━━ Data for processing

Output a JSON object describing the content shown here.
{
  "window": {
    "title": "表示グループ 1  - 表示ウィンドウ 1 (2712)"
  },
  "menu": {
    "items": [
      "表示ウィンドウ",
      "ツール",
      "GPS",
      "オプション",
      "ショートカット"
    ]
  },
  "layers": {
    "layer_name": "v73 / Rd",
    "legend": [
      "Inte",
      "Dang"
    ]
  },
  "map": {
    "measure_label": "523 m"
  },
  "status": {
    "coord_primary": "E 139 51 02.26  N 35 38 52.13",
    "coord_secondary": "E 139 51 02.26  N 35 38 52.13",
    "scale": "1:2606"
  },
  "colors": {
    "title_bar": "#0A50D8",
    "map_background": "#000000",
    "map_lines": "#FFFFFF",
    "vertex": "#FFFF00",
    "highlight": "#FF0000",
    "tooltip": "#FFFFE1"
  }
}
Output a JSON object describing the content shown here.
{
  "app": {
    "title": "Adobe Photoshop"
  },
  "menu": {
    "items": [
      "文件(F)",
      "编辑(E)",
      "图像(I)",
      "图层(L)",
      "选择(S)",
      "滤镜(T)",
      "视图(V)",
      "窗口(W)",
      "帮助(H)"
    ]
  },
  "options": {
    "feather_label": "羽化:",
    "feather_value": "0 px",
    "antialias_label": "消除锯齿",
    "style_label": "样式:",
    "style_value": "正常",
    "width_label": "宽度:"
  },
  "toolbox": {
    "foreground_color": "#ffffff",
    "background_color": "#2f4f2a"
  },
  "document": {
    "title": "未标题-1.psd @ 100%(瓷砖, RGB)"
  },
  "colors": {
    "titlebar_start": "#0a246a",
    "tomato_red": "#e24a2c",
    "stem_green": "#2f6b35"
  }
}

━━━━

Aim of the task -> Say how many lines above hold the word "表示ウィンドウ", giving only the count.

Exercise solution -> 2